AVAILABLE DATA
·····

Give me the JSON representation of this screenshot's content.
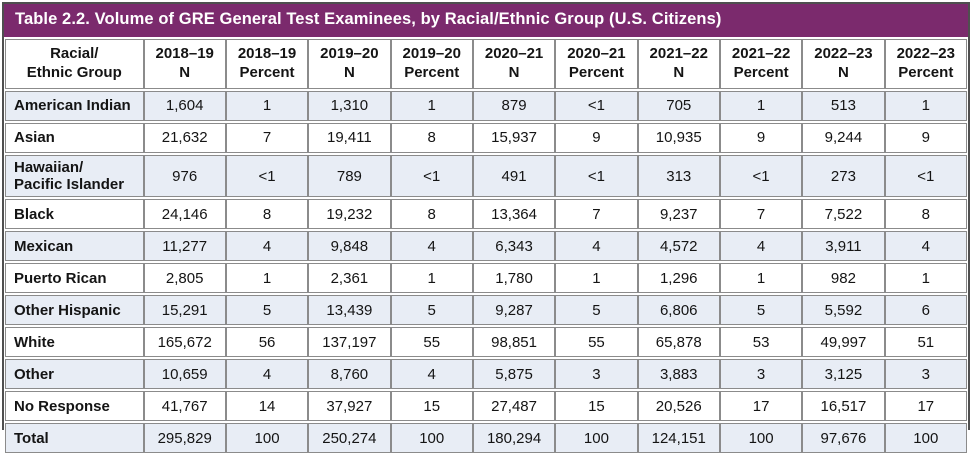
{
  "colors": {
    "title_bar_background": "#7b2a6d",
    "title_text": "#ffffff",
    "alt_row_background": "#e8edf5",
    "cell_border": "#8b8b8b",
    "outer_border": "#4f4f4f"
  },
  "table": {
    "title": "Table 2.2. Volume of GRE General Test Examinees, by Racial/Ethnic Group (U.S. Citizens)",
    "columns": [
      {
        "line1": "Racial/",
        "line2": "Ethnic Group"
      },
      {
        "line1": "2018–19",
        "line2": "N"
      },
      {
        "line1": "2018–19",
        "line2": "Percent"
      },
      {
        "line1": "2019–20",
        "line2": "N"
      },
      {
        "line1": "2019–20",
        "line2": "Percent"
      },
      {
        "line1": "2020–21",
        "line2": "N"
      },
      {
        "line1": "2020–21",
        "line2": "Percent"
      },
      {
        "line1": "2021–22",
        "line2": "N"
      },
      {
        "line1": "2021–22",
        "line2": "Percent"
      },
      {
        "line1": "2022–23",
        "line2": "N"
      },
      {
        "line1": "2022–23",
        "line2": "Percent"
      }
    ],
    "rows": [
      {
        "group": "American Indian",
        "values": [
          "1,604",
          "1",
          "1,310",
          "1",
          "879",
          "<1",
          "705",
          "1",
          "513",
          "1"
        ]
      },
      {
        "group": "Asian",
        "values": [
          "21,632",
          "7",
          "19,411",
          "8",
          "15,937",
          "9",
          "10,935",
          "9",
          "9,244",
          "9"
        ]
      },
      {
        "group": "Hawaiian/\nPacific Islander",
        "values": [
          "976",
          "<1",
          "789",
          "<1",
          "491",
          "<1",
          "313",
          "<1",
          "273",
          "<1"
        ]
      },
      {
        "group": "Black",
        "values": [
          "24,146",
          "8",
          "19,232",
          "8",
          "13,364",
          "7",
          "9,237",
          "7",
          "7,522",
          "8"
        ]
      },
      {
        "group": "Mexican",
        "values": [
          "11,277",
          "4",
          "9,848",
          "4",
          "6,343",
          "4",
          "4,572",
          "4",
          "3,911",
          "4"
        ]
      },
      {
        "group": "Puerto Rican",
        "values": [
          "2,805",
          "1",
          "2,361",
          "1",
          "1,780",
          "1",
          "1,296",
          "1",
          "982",
          "1"
        ]
      },
      {
        "group": "Other Hispanic",
        "values": [
          "15,291",
          "5",
          "13,439",
          "5",
          "9,287",
          "5",
          "6,806",
          "5",
          "5,592",
          "6"
        ]
      },
      {
        "group": "White",
        "values": [
          "165,672",
          "56",
          "137,197",
          "55",
          "98,851",
          "55",
          "65,878",
          "53",
          "49,997",
          "51"
        ]
      },
      {
        "group": "Other",
        "values": [
          "10,659",
          "4",
          "8,760",
          "4",
          "5,875",
          "3",
          "3,883",
          "3",
          "3,125",
          "3"
        ]
      },
      {
        "group": "No Response",
        "values": [
          "41,767",
          "14",
          "37,927",
          "15",
          "27,487",
          "15",
          "20,526",
          "17",
          "16,517",
          "17"
        ]
      },
      {
        "group": "Total",
        "values": [
          "295,829",
          "100",
          "250,274",
          "100",
          "180,294",
          "100",
          "124,151",
          "100",
          "97,676",
          "100"
        ]
      }
    ]
  }
}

·····

GIVEN TASK
Images must not appear in the copy; reproduce everything else in the records verbatim.

RESULT
Give me the JSON representation of this screenshot's content.
{
  "colors": {
    "title_bar_background": "#7b2a6d",
    "title_text": "#ffffff",
    "alt_row_background": "#e8edf5",
    "cell_border": "#8b8b8b",
    "outer_border": "#4f4f4f"
  },
  "table": {
    "title": "Table 2.2. Volume of GRE General Test Examinees, by Racial/Ethnic Group (U.S. Citizens)",
    "columns": [
      {
        "line1": "Racial/",
        "line2": "Ethnic Group"
      },
      {
        "line1": "2018–19",
        "line2": "N"
      },
      {
        "line1": "2018–19",
        "line2": "Percent"
      },
      {
        "line1": "2019–20",
        "line2": "N"
      },
      {
        "line1": "2019–20",
        "line2": "Percent"
      },
      {
        "line1": "2020–21",
        "line2": "N"
      },
      {
        "line1": "2020–21",
        "line2": "Percent"
      },
      {
        "line1": "2021–22",
        "line2": "N"
      },
      {
        "line1": "2021–22",
        "line2": "Percent"
      },
      {
        "line1": "2022–23",
        "line2": "N"
      },
      {
        "line1": "2022–23",
        "line2": "Percent"
      }
    ],
    "rows": [
      {
        "group": "American Indian",
        "values": [
          "1,604",
          "1",
          "1,310",
          "1",
          "879",
          "<1",
          "705",
          "1",
          "513",
          "1"
        ]
      },
      {
        "group": "Asian",
        "values": [
          "21,632",
          "7",
          "19,411",
          "8",
          "15,937",
          "9",
          "10,935",
          "9",
          "9,244",
          "9"
        ]
      },
      {
        "group": "Hawaiian/\nPacific Islander",
        "values": [
          "976",
          "<1",
          "789",
          "<1",
          "491",
          "<1",
          "313",
          "<1",
          "273",
          "<1"
        ]
      },
      {
        "group": "Black",
        "values": [
          "24,146",
          "8",
          "19,232",
          "8",
          "13,364",
          "7",
          "9,237",
          "7",
          "7,522",
          "8"
        ]
      },
      {
        "group": "Mexican",
        "values": [
          "11,277",
          "4",
          "9,848",
          "4",
          "6,343",
          "4",
          "4,572",
          "4",
          "3,911",
          "4"
        ]
      },
      {
        "group": "Puerto Rican",
        "values": [
          "2,805",
          "1",
          "2,361",
          "1",
          "1,780",
          "1",
          "1,296",
          "1",
          "982",
          "1"
        ]
      },
      {
        "group": "Other Hispanic",
        "values": [
          "15,291",
          "5",
          "13,439",
          "5",
          "9,287",
          "5",
          "6,806",
          "5",
          "5,592",
          "6"
        ]
      },
      {
        "group": "White",
        "values": [
          "165,672",
          "56",
          "137,197",
          "55",
          "98,851",
          "55",
          "65,878",
          "53",
          "49,997",
          "51"
        ]
      },
      {
        "group": "Other",
        "values": [
          "10,659",
          "4",
          "8,760",
          "4",
          "5,875",
          "3",
          "3,883",
          "3",
          "3,125",
          "3"
        ]
      },
      {
        "group": "No Response",
        "values": [
          "41,767",
          "14",
          "37,927",
          "15",
          "27,487",
          "15",
          "20,526",
          "17",
          "16,517",
          "17"
        ]
      },
      {
        "group": "Total",
        "values": [
          "295,829",
          "100",
          "250,274",
          "100",
          "180,294",
          "100",
          "124,151",
          "100",
          "97,676",
          "100"
        ]
      }
    ]
  }
}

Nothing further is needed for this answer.